Aim: Write the records below out again exactly as given, with no images.

■ ■ ■ ■ ■

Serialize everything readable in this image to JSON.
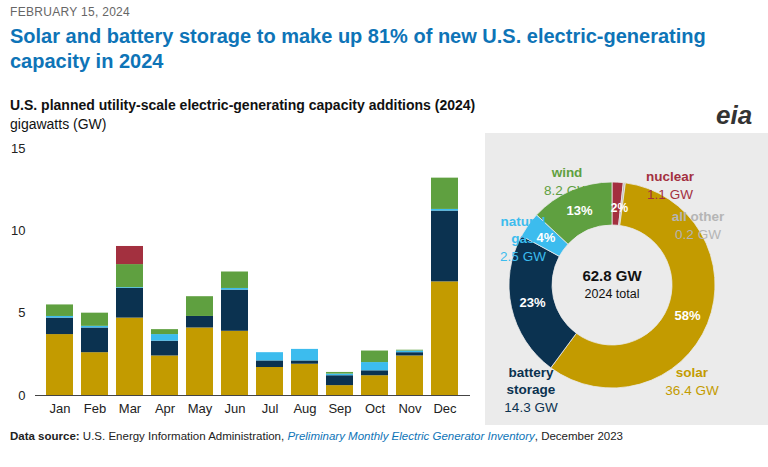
{
  "header": {
    "date": "FEBRUARY 15, 2024",
    "title": "Solar and battery storage to make up 81% of new U.S. electric-generating capacity in 2024",
    "logo": "eia"
  },
  "source": [
    "Data source:",
    " U.S. Energy Information Administration, ",
    "Preliminary Monthly Electric Generator Inventory",
    ", December 2023"
  ],
  "chart_data": [
    {
      "type": "bar",
      "stacked": true,
      "title": "U.S. planned utility-scale electric-generating capacity additions (2024)",
      "ylabel": "gigawatts (GW)",
      "categories": [
        "Jan",
        "Feb",
        "Mar",
        "Apr",
        "May",
        "Jun",
        "Jul",
        "Aug",
        "Sep",
        "Oct",
        "Nov",
        "Dec"
      ],
      "series": [
        {
          "name": "solar",
          "color": "#c39b00",
          "values": [
            3.7,
            2.6,
            4.7,
            2.4,
            4.1,
            3.9,
            1.7,
            1.9,
            0.6,
            1.2,
            2.4,
            6.9
          ]
        },
        {
          "name": "battery storage",
          "color": "#0b3250",
          "values": [
            1.0,
            1.5,
            1.8,
            0.9,
            0.7,
            2.5,
            0.4,
            0.2,
            0.6,
            0.3,
            0.2,
            4.3
          ]
        },
        {
          "name": "natural gas",
          "color": "#3cbcee",
          "values": [
            0.1,
            0.1,
            0.05,
            0.4,
            0.0,
            0.1,
            0.5,
            0.7,
            0.1,
            0.5,
            0.1,
            0.1
          ]
        },
        {
          "name": "wind",
          "color": "#5fa040",
          "values": [
            0.7,
            0.8,
            1.4,
            0.3,
            1.2,
            1.0,
            0.0,
            0.0,
            0.1,
            0.7,
            0.05,
            1.9
          ]
        },
        {
          "name": "nuclear",
          "color": "#a3303f",
          "values": [
            0,
            0,
            1.1,
            0,
            0,
            0,
            0,
            0,
            0,
            0,
            0,
            0
          ]
        }
      ],
      "ylim": [
        0,
        15
      ],
      "yticks": [
        0,
        5,
        10,
        15
      ],
      "grid": false
    },
    {
      "type": "pie",
      "categories": [
        "nuclear",
        "all other",
        "solar",
        "battery storage",
        "natural gas",
        "wind"
      ],
      "colors": [
        "#a3303f",
        "#b5b5b5",
        "#c39b00",
        "#0b3250",
        "#3cbcee",
        "#5fa040"
      ],
      "values": [
        1.1,
        0.2,
        36.4,
        14.3,
        2.5,
        8.2
      ],
      "value_labels": [
        "1.1 GW",
        "0.2 GW",
        "36.4 GW",
        "14.3 GW",
        "2.5 GW",
        "8.2 GW"
      ],
      "percentages": [
        2,
        null,
        58,
        23,
        4,
        13
      ],
      "percent_labels": [
        "2%",
        null,
        "58%",
        "23%",
        "4%",
        "13%"
      ],
      "total": 62.8,
      "total_label": "62.8 GW",
      "total_caption": "2024 total",
      "data_labels": true
    }
  ]
}
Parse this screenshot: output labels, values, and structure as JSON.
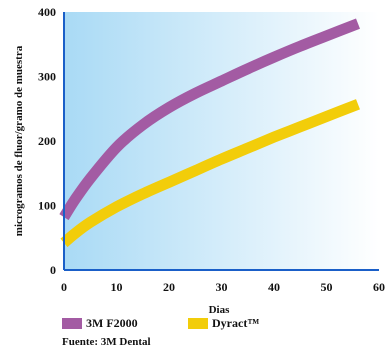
{
  "chart_data": {
    "type": "line",
    "title": "",
    "xlabel": "Dias",
    "ylabel": "microgramos de fluor/gramo de muestra",
    "xlim": [
      0,
      60
    ],
    "ylim": [
      0,
      400
    ],
    "x_ticks": [
      0,
      10,
      20,
      30,
      40,
      50,
      60
    ],
    "y_ticks": [
      0,
      100,
      200,
      300,
      400
    ],
    "grid": false,
    "legend_position": "bottom-left",
    "series": [
      {
        "name": "3M F2000",
        "color": "#a35ba3",
        "x": [
          0,
          2,
          5,
          10,
          15,
          20,
          25,
          30,
          35,
          40,
          45,
          50,
          56
        ],
        "y": [
          82,
          108,
          142,
          190,
          225,
          252,
          274,
          293,
          312,
          330,
          347,
          363,
          382
        ]
      },
      {
        "name": "Dyract™",
        "color": "#f2cd0a",
        "x": [
          0,
          2,
          5,
          10,
          15,
          20,
          25,
          30,
          35,
          40,
          45,
          50,
          56
        ],
        "y": [
          42,
          56,
          74,
          98,
          118,
          136,
          154,
          172,
          189,
          206,
          222,
          238,
          257
        ]
      }
    ],
    "background_gradient": [
      "#a9daf5",
      "#ffffff"
    ],
    "source": "Fuente: 3M Dental"
  }
}
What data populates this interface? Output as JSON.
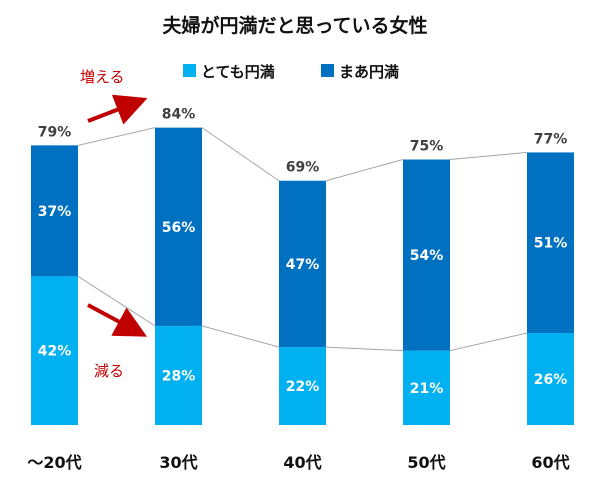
{
  "chart_data": {
    "type": "bar",
    "stacked": true,
    "title": "夫婦が円満だと思っている女性",
    "categories": [
      "～20代",
      "30代",
      "40代",
      "50代",
      "60代"
    ],
    "series": [
      {
        "name": "とても円満",
        "color": "#00b0f0",
        "values": [
          42,
          28,
          22,
          21,
          26
        ],
        "labels": [
          "42%",
          "28%",
          "22%",
          "21%",
          "26%"
        ]
      },
      {
        "name": "まあ円満",
        "color": "#0070c0",
        "values": [
          37,
          56,
          47,
          54,
          51
        ],
        "labels": [
          "37%",
          "56%",
          "47%",
          "54%",
          "51%"
        ]
      }
    ],
    "totals": [
      79,
      84,
      69,
      75,
      77
    ],
    "total_labels": [
      "79%",
      "84%",
      "69%",
      "75%",
      "77%"
    ],
    "ylim": [
      0,
      100
    ],
    "grid": false,
    "legend": "top",
    "annotations": [
      {
        "text": "増える",
        "color": "#c00000",
        "arrow": "up"
      },
      {
        "text": "減る",
        "color": "#c00000",
        "arrow": "down"
      }
    ],
    "connector_color": "#a6a6a6"
  }
}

■ ■ ■ ■ ■

Correct output:
Serialize everything readable in this image to JSON.
{
  "header": {
    "date": "FEBRUARY 15, 2024",
    "title": "Solar and battery storage to make up 81% of new U.S. electric-generating capacity in 2024",
    "logo": "eia"
  },
  "source": [
    "Data source:",
    " U.S. Energy Information Administration, ",
    "Preliminary Monthly Electric Generator Inventory",
    ", December 2023"
  ],
  "chart_data": [
    {
      "type": "bar",
      "stacked": true,
      "title": "U.S. planned utility-scale electric-generating capacity additions (2024)",
      "ylabel": "gigawatts (GW)",
      "categories": [
        "Jan",
        "Feb",
        "Mar",
        "Apr",
        "May",
        "Jun",
        "Jul",
        "Aug",
        "Sep",
        "Oct",
        "Nov",
        "Dec"
      ],
      "series": [
        {
          "name": "solar",
          "color": "#c39b00",
          "values": [
            3.7,
            2.6,
            4.7,
            2.4,
            4.1,
            3.9,
            1.7,
            1.9,
            0.6,
            1.2,
            2.4,
            6.9
          ]
        },
        {
          "name": "battery storage",
          "color": "#0b3250",
          "values": [
            1.0,
            1.5,
            1.8,
            0.9,
            0.7,
            2.5,
            0.4,
            0.2,
            0.6,
            0.3,
            0.2,
            4.3
          ]
        },
        {
          "name": "natural gas",
          "color": "#3cbcee",
          "values": [
            0.1,
            0.1,
            0.05,
            0.4,
            0.0,
            0.1,
            0.5,
            0.7,
            0.1,
            0.5,
            0.1,
            0.1
          ]
        },
        {
          "name": "wind",
          "color": "#5fa040",
          "values": [
            0.7,
            0.8,
            1.4,
            0.3,
            1.2,
            1.0,
            0.0,
            0.0,
            0.1,
            0.7,
            0.05,
            1.9
          ]
        },
        {
          "name": "nuclear",
          "color": "#a3303f",
          "values": [
            0,
            0,
            1.1,
            0,
            0,
            0,
            0,
            0,
            0,
            0,
            0,
            0
          ]
        }
      ],
      "ylim": [
        0,
        15
      ],
      "yticks": [
        0,
        5,
        10,
        15
      ],
      "grid": false
    },
    {
      "type": "pie",
      "categories": [
        "nuclear",
        "all other",
        "solar",
        "battery storage",
        "natural gas",
        "wind"
      ],
      "colors": [
        "#a3303f",
        "#b5b5b5",
        "#c39b00",
        "#0b3250",
        "#3cbcee",
        "#5fa040"
      ],
      "values": [
        1.1,
        0.2,
        36.4,
        14.3,
        2.5,
        8.2
      ],
      "value_labels": [
        "1.1 GW",
        "0.2 GW",
        "36.4 GW",
        "14.3 GW",
        "2.5 GW",
        "8.2 GW"
      ],
      "percentages": [
        2,
        null,
        58,
        23,
        4,
        13
      ],
      "percent_labels": [
        "2%",
        null,
        "58%",
        "23%",
        "4%",
        "13%"
      ],
      "total": 62.8,
      "total_label": "62.8 GW",
      "total_caption": "2024 total",
      "data_labels": true
    }
  ]
}
Parse this screenshot: output labels, values, and structure as JSON.
{
  "chart_data": {
    "type": "line",
    "title": "",
    "xlabel": "Dias",
    "ylabel": "microgramos de fluor/gramo de muestra",
    "xlim": [
      0,
      60
    ],
    "ylim": [
      0,
      400
    ],
    "x_ticks": [
      0,
      10,
      20,
      30,
      40,
      50,
      60
    ],
    "y_ticks": [
      0,
      100,
      200,
      300,
      400
    ],
    "grid": false,
    "legend_position": "bottom-left",
    "series": [
      {
        "name": "3M F2000",
        "color": "#a35ba3",
        "x": [
          0,
          2,
          5,
          10,
          15,
          20,
          25,
          30,
          35,
          40,
          45,
          50,
          56
        ],
        "y": [
          82,
          108,
          142,
          190,
          225,
          252,
          274,
          293,
          312,
          330,
          347,
          363,
          382
        ]
      },
      {
        "name": "Dyract™",
        "color": "#f2cd0a",
        "x": [
          0,
          2,
          5,
          10,
          15,
          20,
          25,
          30,
          35,
          40,
          45,
          50,
          56
        ],
        "y": [
          42,
          56,
          74,
          98,
          118,
          136,
          154,
          172,
          189,
          206,
          222,
          238,
          257
        ]
      }
    ],
    "background_gradient": [
      "#a9daf5",
      "#ffffff"
    ],
    "source": "Fuente: 3M Dental"
  }
}
What data populates this interface? Output as JSON.
{
  "chart_data": {
    "type": "bar",
    "stacked": true,
    "title": "夫婦が円満だと思っている女性",
    "categories": [
      "～20代",
      "30代",
      "40代",
      "50代",
      "60代"
    ],
    "series": [
      {
        "name": "とても円満",
        "color": "#00b0f0",
        "values": [
          42,
          28,
          22,
          21,
          26
        ],
        "labels": [
          "42%",
          "28%",
          "22%",
          "21%",
          "26%"
        ]
      },
      {
        "name": "まあ円満",
        "color": "#0070c0",
        "values": [
          37,
          56,
          47,
          54,
          51
        ],
        "labels": [
          "37%",
          "56%",
          "47%",
          "54%",
          "51%"
        ]
      }
    ],
    "totals": [
      79,
      84,
      69,
      75,
      77
    ],
    "total_labels": [
      "79%",
      "84%",
      "69%",
      "75%",
      "77%"
    ],
    "ylim": [
      0,
      100
    ],
    "grid": false,
    "legend": "top",
    "annotations": [
      {
        "text": "増える",
        "color": "#c00000",
        "arrow": "up"
      },
      {
        "text": "減る",
        "color": "#c00000",
        "arrow": "down"
      }
    ],
    "connector_color": "#a6a6a6"
  }
}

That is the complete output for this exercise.